-- Material for this exercise --
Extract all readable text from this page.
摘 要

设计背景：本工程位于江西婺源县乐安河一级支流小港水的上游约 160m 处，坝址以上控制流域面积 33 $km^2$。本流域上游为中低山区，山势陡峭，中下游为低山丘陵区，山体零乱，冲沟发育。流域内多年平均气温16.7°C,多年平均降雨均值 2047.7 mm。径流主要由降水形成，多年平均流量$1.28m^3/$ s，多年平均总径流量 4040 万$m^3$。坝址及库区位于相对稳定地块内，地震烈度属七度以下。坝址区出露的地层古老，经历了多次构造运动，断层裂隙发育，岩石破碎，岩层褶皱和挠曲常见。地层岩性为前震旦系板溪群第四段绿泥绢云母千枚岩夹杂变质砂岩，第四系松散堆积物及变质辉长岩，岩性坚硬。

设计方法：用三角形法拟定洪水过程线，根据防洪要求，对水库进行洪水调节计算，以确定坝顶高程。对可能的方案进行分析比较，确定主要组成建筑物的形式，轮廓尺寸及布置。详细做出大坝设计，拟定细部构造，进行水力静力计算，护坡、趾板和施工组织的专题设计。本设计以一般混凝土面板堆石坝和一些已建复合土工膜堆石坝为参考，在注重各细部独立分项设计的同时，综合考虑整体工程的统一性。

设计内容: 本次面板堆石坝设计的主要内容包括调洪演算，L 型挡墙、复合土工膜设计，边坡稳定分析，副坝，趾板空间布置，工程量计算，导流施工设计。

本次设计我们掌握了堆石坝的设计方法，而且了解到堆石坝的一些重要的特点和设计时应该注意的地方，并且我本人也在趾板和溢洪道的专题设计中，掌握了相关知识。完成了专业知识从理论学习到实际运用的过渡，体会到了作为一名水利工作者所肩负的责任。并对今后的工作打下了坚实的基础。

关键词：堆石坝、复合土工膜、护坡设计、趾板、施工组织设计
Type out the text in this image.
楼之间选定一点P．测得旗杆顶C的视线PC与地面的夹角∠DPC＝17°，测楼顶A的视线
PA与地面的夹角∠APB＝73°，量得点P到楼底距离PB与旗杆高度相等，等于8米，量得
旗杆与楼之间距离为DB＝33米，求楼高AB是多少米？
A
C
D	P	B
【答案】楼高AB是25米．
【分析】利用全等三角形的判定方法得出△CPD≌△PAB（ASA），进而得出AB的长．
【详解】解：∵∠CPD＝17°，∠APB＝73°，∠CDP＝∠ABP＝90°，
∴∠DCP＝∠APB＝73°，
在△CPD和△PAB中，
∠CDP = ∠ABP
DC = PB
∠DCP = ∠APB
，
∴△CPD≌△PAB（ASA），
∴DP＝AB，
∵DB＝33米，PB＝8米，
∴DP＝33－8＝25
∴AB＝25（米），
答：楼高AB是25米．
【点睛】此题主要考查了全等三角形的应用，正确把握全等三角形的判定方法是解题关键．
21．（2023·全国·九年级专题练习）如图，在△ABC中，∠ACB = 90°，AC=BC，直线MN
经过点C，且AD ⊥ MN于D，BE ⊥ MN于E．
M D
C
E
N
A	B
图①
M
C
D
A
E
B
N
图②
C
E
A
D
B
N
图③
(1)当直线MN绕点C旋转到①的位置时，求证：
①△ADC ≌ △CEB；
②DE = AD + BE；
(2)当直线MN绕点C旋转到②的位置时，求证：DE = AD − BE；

-- Problem --
Retype all of the entries precisely as they are.

-- Exercise output --
Extract all readable text from this page.
摘 要

设计背景：本工程位于江西婺源县乐安河一级支流小港水的上游约 160m 处，坝址以上控制流域面积 33 $km^2$。本流域上游为中低山区，山势陡峭，中下游为低山丘陵区，山体零乱，冲沟发育。流域内多年平均气温16.7°C,多年平均降雨均值 2047.7 mm。径流主要由降水形成，多年平均流量$1.28m^3/$ s，多年平均总径流量 4040 万$m^3$。坝址及库区位于相对稳定地块内，地震烈度属七度以下。坝址区出露的地层古老，经历了多次构造运动，断层裂隙发育，岩石破碎，岩层褶皱和挠曲常见。地层岩性为前震旦系板溪群第四段绿泥绢云母千枚岩夹杂变质砂岩，第四系松散堆积物及变质辉长岩，岩性坚硬。

设计方法：用三角形法拟定洪水过程线，根据防洪要求，对水库进行洪水调节计算，以确定坝顶高程。对可能的方案进行分析比较，确定主要组成建筑物的形式，轮廓尺寸及布置。详细做出大坝设计，拟定细部构造，进行水力静力计算，护坡、趾板和施工组织的专题设计。本设计以一般混凝土面板堆石坝和一些已建复合土工膜堆石坝为参考，在注重各细部独立分项设计的同时，综合考虑整体工程的统一性。

设计内容: 本次面板堆石坝设计的主要内容包括调洪演算，L 型挡墙、复合土工膜设计，边坡稳定分析，副坝，趾板空间布置，工程量计算，导流施工设计。

本次设计我们掌握了堆石坝的设计方法，而且了解到堆石坝的一些重要的特点和设计时应该注意的地方，并且我本人也在趾板和溢洪道的专题设计中，掌握了相关知识。完成了专业知识从理论学习到实际运用的过渡，体会到了作为一名水利工作者所肩负的责任。并对今后的工作打下了坚实的基础。

关键词：堆石坝、复合土工膜、护坡设计、趾板、施工组织设计
Type out the text in this image.
楼之间选定一点P．测得旗杆顶C的视线PC与地面的夹角∠DPC＝17°，测楼顶A的视线
PA与地面的夹角∠APB＝73°，量得点P到楼底距离PB与旗杆高度相等，等于8米，量得
旗杆与楼之间距离为DB＝33米，求楼高AB是多少米？
A
C
D	P	B
【答案】楼高AB是25米．
【分析】利用全等三角形的判定方法得出△CPD≌△PAB（ASA），进而得出AB的长．
【详解】解：∵∠CPD＝17°，∠APB＝73°，∠CDP＝∠ABP＝90°，
∴∠DCP＝∠APB＝73°，
在△CPD和△PAB中，
∠CDP = ∠ABP
DC = PB
∠DCP = ∠APB
，
∴△CPD≌△PAB（ASA），
∴DP＝AB，
∵DB＝33米，PB＝8米，
∴DP＝33－8＝25
∴AB＝25（米），
答：楼高AB是25米．
【点睛】此题主要考查了全等三角形的应用，正确把握全等三角形的判定方法是解题关键．
21．（2023·全国·九年级专题练习）如图，在△ABC中，∠ACB = 90°，AC=BC，直线MN
经过点C，且AD ⊥ MN于D，BE ⊥ MN于E．
M D
C
E
N
A	B
图①
M
C
D
A
E
B
N
图②
C
E
A
D
B
N
图③
(1)当直线MN绕点C旋转到①的位置时，求证：
①△ADC ≌ △CEB；
②DE = AD + BE；
(2)当直线MN绕点C旋转到②的位置时，求证：DE = AD − BE；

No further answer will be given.